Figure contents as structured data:
-*-*-

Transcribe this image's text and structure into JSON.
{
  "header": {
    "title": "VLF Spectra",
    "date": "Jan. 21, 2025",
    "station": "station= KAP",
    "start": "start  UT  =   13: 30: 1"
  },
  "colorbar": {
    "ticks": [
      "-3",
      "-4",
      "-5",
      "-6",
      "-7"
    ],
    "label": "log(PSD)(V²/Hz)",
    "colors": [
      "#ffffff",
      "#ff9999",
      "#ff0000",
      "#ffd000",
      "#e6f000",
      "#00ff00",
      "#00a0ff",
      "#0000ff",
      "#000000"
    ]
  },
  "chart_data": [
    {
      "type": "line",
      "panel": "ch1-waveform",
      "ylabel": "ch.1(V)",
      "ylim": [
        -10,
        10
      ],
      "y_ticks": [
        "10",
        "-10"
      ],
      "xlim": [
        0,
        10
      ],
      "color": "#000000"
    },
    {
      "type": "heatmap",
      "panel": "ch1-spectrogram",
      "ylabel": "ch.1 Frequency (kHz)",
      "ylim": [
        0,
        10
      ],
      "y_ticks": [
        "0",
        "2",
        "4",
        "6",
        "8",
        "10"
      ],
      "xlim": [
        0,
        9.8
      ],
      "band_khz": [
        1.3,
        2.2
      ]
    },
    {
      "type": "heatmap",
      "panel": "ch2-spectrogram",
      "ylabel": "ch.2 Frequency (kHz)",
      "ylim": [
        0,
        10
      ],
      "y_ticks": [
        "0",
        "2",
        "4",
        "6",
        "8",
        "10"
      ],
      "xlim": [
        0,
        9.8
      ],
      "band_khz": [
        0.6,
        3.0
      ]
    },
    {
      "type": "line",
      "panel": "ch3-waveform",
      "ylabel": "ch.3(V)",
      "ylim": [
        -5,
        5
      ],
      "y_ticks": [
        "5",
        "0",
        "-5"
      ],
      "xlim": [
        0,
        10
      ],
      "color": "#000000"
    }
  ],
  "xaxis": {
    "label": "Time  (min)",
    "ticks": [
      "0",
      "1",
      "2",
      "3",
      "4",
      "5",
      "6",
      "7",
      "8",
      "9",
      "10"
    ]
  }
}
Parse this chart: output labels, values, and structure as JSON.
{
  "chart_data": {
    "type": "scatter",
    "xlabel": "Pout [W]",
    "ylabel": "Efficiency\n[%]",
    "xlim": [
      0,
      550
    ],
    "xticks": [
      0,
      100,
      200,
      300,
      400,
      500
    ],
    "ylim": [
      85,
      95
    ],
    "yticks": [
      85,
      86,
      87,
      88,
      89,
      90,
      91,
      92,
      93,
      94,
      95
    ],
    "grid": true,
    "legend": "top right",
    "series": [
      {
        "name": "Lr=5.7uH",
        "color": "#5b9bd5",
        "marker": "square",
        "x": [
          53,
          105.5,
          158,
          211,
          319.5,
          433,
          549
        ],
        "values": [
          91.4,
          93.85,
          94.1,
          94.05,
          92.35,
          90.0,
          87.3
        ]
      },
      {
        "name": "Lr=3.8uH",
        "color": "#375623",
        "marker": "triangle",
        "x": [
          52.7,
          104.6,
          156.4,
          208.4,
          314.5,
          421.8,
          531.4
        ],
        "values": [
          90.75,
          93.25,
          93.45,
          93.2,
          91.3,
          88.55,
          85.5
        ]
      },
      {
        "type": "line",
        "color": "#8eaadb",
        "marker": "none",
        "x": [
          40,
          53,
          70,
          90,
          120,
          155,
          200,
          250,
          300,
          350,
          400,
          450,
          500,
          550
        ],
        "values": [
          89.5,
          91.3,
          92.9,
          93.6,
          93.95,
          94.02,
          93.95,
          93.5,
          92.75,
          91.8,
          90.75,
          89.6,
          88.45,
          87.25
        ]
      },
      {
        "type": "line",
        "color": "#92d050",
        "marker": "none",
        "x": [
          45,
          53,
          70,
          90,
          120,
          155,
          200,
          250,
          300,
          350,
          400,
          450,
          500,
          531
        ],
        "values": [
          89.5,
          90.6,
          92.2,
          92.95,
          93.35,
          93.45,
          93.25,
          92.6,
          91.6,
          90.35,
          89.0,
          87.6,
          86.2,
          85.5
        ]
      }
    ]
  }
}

-*-*-

(TASK DESCRIPTION) Each line in the material either holds the string "JSON" or does not. State how many do, and nothing else.

(SOLUTION TO THE EXERCISE) 2